REQUIRED WORK:
Below is a set of records. Repeat all of them exactly.

[Structured figure records]
--
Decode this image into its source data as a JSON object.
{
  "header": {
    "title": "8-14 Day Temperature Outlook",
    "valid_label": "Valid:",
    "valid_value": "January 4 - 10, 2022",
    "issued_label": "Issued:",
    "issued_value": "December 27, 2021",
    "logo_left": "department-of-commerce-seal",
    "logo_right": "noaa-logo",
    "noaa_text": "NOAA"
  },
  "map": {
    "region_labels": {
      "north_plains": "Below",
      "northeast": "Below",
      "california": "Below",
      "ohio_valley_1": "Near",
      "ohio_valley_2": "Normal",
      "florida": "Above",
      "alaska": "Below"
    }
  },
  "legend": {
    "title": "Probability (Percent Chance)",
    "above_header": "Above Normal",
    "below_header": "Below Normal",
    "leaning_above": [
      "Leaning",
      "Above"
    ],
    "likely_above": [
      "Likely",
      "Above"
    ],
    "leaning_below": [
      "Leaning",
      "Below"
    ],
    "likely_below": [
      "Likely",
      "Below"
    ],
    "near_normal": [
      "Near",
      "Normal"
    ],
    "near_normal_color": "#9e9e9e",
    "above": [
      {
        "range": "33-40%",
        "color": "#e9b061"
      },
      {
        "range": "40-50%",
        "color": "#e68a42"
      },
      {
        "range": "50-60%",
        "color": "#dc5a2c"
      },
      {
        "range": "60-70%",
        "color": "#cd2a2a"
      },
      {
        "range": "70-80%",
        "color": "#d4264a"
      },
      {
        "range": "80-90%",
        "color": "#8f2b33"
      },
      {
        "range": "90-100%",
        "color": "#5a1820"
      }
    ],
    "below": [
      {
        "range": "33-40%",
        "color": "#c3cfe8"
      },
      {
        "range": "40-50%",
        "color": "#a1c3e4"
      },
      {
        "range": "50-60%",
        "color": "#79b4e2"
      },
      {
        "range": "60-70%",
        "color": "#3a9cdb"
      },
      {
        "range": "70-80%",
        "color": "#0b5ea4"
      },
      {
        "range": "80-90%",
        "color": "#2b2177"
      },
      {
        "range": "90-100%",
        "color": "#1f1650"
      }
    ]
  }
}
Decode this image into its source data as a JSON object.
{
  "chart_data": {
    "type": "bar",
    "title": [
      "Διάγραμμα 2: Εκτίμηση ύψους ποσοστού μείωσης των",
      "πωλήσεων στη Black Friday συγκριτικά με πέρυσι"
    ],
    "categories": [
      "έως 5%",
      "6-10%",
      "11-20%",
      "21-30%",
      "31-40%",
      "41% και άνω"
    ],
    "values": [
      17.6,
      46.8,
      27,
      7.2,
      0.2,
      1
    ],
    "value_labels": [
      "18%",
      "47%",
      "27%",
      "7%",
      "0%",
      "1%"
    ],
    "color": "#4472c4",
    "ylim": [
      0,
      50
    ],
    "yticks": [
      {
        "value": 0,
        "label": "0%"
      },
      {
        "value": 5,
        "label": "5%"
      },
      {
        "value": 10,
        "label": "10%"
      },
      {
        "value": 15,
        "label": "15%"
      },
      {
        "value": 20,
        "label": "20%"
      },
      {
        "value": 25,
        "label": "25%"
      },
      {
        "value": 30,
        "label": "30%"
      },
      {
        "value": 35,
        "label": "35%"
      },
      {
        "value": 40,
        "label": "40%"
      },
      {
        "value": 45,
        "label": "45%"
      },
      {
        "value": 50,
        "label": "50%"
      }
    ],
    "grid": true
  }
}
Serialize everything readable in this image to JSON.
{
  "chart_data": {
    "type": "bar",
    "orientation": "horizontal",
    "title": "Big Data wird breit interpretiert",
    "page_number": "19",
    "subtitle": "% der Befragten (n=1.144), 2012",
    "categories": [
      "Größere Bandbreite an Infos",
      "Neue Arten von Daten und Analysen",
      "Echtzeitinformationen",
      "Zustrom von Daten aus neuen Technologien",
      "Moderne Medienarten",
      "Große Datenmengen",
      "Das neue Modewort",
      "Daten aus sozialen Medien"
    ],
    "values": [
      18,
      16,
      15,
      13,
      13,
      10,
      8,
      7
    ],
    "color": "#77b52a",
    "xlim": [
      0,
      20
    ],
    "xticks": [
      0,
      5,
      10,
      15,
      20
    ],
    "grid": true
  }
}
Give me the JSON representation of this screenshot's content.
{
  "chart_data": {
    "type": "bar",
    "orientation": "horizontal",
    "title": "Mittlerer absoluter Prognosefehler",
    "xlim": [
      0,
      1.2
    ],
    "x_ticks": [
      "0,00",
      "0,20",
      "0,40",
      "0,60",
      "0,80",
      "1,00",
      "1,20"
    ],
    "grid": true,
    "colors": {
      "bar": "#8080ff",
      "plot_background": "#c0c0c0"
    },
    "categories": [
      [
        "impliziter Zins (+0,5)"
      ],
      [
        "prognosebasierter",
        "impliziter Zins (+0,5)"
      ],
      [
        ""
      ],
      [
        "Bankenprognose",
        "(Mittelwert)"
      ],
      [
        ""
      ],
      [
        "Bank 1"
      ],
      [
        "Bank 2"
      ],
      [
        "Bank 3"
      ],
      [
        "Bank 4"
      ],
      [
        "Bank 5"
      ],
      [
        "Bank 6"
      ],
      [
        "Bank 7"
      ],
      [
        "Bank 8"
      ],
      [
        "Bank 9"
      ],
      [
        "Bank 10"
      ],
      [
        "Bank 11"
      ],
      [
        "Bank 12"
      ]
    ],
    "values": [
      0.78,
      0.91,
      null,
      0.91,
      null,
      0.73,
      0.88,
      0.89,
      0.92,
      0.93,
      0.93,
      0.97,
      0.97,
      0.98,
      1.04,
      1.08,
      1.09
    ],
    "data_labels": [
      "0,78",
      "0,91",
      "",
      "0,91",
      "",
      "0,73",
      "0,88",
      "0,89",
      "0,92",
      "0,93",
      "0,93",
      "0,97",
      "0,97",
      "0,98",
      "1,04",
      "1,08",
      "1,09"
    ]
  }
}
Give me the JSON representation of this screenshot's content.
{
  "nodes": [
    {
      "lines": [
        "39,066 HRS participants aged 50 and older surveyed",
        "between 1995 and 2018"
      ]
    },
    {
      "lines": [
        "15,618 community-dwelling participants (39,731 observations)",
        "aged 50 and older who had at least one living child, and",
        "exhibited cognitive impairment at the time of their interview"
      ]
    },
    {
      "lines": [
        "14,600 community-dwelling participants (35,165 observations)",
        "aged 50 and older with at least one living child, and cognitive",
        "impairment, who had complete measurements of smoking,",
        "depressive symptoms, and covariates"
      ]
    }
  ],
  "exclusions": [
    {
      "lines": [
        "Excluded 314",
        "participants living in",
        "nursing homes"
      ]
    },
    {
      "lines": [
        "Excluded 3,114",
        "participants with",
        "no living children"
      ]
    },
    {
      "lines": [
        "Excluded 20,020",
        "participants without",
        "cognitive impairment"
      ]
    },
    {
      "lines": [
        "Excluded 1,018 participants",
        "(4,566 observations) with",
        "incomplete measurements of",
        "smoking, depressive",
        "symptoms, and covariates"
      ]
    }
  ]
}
--
OUTPUT BELOW:
Decode this image into its source data as a JSON object.
{
  "header": {
    "title": "8-14 Day Temperature Outlook",
    "valid_label": "Valid:",
    "valid_value": "January 4 - 10, 2022",
    "issued_label": "Issued:",
    "issued_value": "December 27, 2021",
    "logo_left": "department-of-commerce-seal",
    "logo_right": "noaa-logo",
    "noaa_text": "NOAA"
  },
  "map": {
    "region_labels": {
      "north_plains": "Below",
      "northeast": "Below",
      "california": "Below",
      "ohio_valley_1": "Near",
      "ohio_valley_2": "Normal",
      "florida": "Above",
      "alaska": "Below"
    }
  },
  "legend": {
    "title": "Probability (Percent Chance)",
    "above_header": "Above Normal",
    "below_header": "Below Normal",
    "leaning_above": [
      "Leaning",
      "Above"
    ],
    "likely_above": [
      "Likely",
      "Above"
    ],
    "leaning_below": [
      "Leaning",
      "Below"
    ],
    "likely_below": [
      "Likely",
      "Below"
    ],
    "near_normal": [
      "Near",
      "Normal"
    ],
    "near_normal_color": "#9e9e9e",
    "above": [
      {
        "range": "33-40%",
        "color": "#e9b061"
      },
      {
        "range": "40-50%",
        "color": "#e68a42"
      },
      {
        "range": "50-60%",
        "color": "#dc5a2c"
      },
      {
        "range": "60-70%",
        "color": "#cd2a2a"
      },
      {
        "range": "70-80%",
        "color": "#d4264a"
      },
      {
        "range": "80-90%",
        "color": "#8f2b33"
      },
      {
        "range": "90-100%",
        "color": "#5a1820"
      }
    ],
    "below": [
      {
        "range": "33-40%",
        "color": "#c3cfe8"
      },
      {
        "range": "40-50%",
        "color": "#a1c3e4"
      },
      {
        "range": "50-60%",
        "color": "#79b4e2"
      },
      {
        "range": "60-70%",
        "color": "#3a9cdb"
      },
      {
        "range": "70-80%",
        "color": "#0b5ea4"
      },
      {
        "range": "80-90%",
        "color": "#2b2177"
      },
      {
        "range": "90-100%",
        "color": "#1f1650"
      }
    ]
  }
}
Decode this image into its source data as a JSON object.
{
  "chart_data": {
    "type": "bar",
    "title": [
      "Διάγραμμα 2: Εκτίμηση ύψους ποσοστού μείωσης των",
      "πωλήσεων στη Black Friday συγκριτικά με πέρυσι"
    ],
    "categories": [
      "έως 5%",
      "6-10%",
      "11-20%",
      "21-30%",
      "31-40%",
      "41% και άνω"
    ],
    "values": [
      17.6,
      46.8,
      27,
      7.2,
      0.2,
      1
    ],
    "value_labels": [
      "18%",
      "47%",
      "27%",
      "7%",
      "0%",
      "1%"
    ],
    "color": "#4472c4",
    "ylim": [
      0,
      50
    ],
    "yticks": [
      {
        "value": 0,
        "label": "0%"
      },
      {
        "value": 5,
        "label": "5%"
      },
      {
        "value": 10,
        "label": "10%"
      },
      {
        "value": 15,
        "label": "15%"
      },
      {
        "value": 20,
        "label": "20%"
      },
      {
        "value": 25,
        "label": "25%"
      },
      {
        "value": 30,
        "label": "30%"
      },
      {
        "value": 35,
        "label": "35%"
      },
      {
        "value": 40,
        "label": "40%"
      },
      {
        "value": 45,
        "label": "45%"
      },
      {
        "value": 50,
        "label": "50%"
      }
    ],
    "grid": true
  }
}
Serialize everything readable in this image to JSON.
{
  "chart_data": {
    "type": "bar",
    "orientation": "horizontal",
    "title": "Big Data wird breit interpretiert",
    "page_number": "19",
    "subtitle": "% der Befragten (n=1.144), 2012",
    "categories": [
      "Größere Bandbreite an Infos",
      "Neue Arten von Daten und Analysen",
      "Echtzeitinformationen",
      "Zustrom von Daten aus neuen Technologien",
      "Moderne Medienarten",
      "Große Datenmengen",
      "Das neue Modewort",
      "Daten aus sozialen Medien"
    ],
    "values": [
      18,
      16,
      15,
      13,
      13,
      10,
      8,
      7
    ],
    "color": "#77b52a",
    "xlim": [
      0,
      20
    ],
    "xticks": [
      0,
      5,
      10,
      15,
      20
    ],
    "grid": true
  }
}
Give me the JSON representation of this screenshot's content.
{
  "chart_data": {
    "type": "bar",
    "orientation": "horizontal",
    "title": "Mittlerer absoluter Prognosefehler",
    "xlim": [
      0,
      1.2
    ],
    "x_ticks": [
      "0,00",
      "0,20",
      "0,40",
      "0,60",
      "0,80",
      "1,00",
      "1,20"
    ],
    "grid": true,
    "colors": {
      "bar": "#8080ff",
      "plot_background": "#c0c0c0"
    },
    "categories": [
      [
        "impliziter Zins (+0,5)"
      ],
      [
        "prognosebasierter",
        "impliziter Zins (+0,5)"
      ],
      [
        ""
      ],
      [
        "Bankenprognose",
        "(Mittelwert)"
      ],
      [
        ""
      ],
      [
        "Bank 1"
      ],
      [
        "Bank 2"
      ],
      [
        "Bank 3"
      ],
      [
        "Bank 4"
      ],
      [
        "Bank 5"
      ],
      [
        "Bank 6"
      ],
      [
        "Bank 7"
      ],
      [
        "Bank 8"
      ],
      [
        "Bank 9"
      ],
      [
        "Bank 10"
      ],
      [
        "Bank 11"
      ],
      [
        "Bank 12"
      ]
    ],
    "values": [
      0.78,
      0.91,
      null,
      0.91,
      null,
      0.73,
      0.88,
      0.89,
      0.92,
      0.93,
      0.93,
      0.97,
      0.97,
      0.98,
      1.04,
      1.08,
      1.09
    ],
    "data_labels": [
      "0,78",
      "0,91",
      "",
      "0,91",
      "",
      "0,73",
      "0,88",
      "0,89",
      "0,92",
      "0,93",
      "0,93",
      "0,97",
      "0,97",
      "0,98",
      "1,04",
      "1,08",
      "1,09"
    ]
  }
}
Give me the JSON representation of this screenshot's content.
{
  "nodes": [
    {
      "lines": [
        "39,066 HRS participants aged 50 and older surveyed",
        "between 1995 and 2018"
      ]
    },
    {
      "lines": [
        "15,618 community-dwelling participants (39,731 observations)",
        "aged 50 and older who had at least one living child, and",
        "exhibited cognitive impairment at the time of their interview"
      ]
    },
    {
      "lines": [
        "14,600 community-dwelling participants (35,165 observations)",
        "aged 50 and older with at least one living child, and cognitive",
        "impairment, who had complete measurements of smoking,",
        "depressive symptoms, and covariates"
      ]
    }
  ],
  "exclusions": [
    {
      "lines": [
        "Excluded 314",
        "participants living in",
        "nursing homes"
      ]
    },
    {
      "lines": [
        "Excluded 3,114",
        "participants with",
        "no living children"
      ]
    },
    {
      "lines": [
        "Excluded 20,020",
        "participants without",
        "cognitive impairment"
      ]
    },
    {
      "lines": [
        "Excluded 1,018 participants",
        "(4,566 observations) with",
        "incomplete measurements of",
        "smoking, depressive",
        "symptoms, and covariates"
      ]
    }
  ]
}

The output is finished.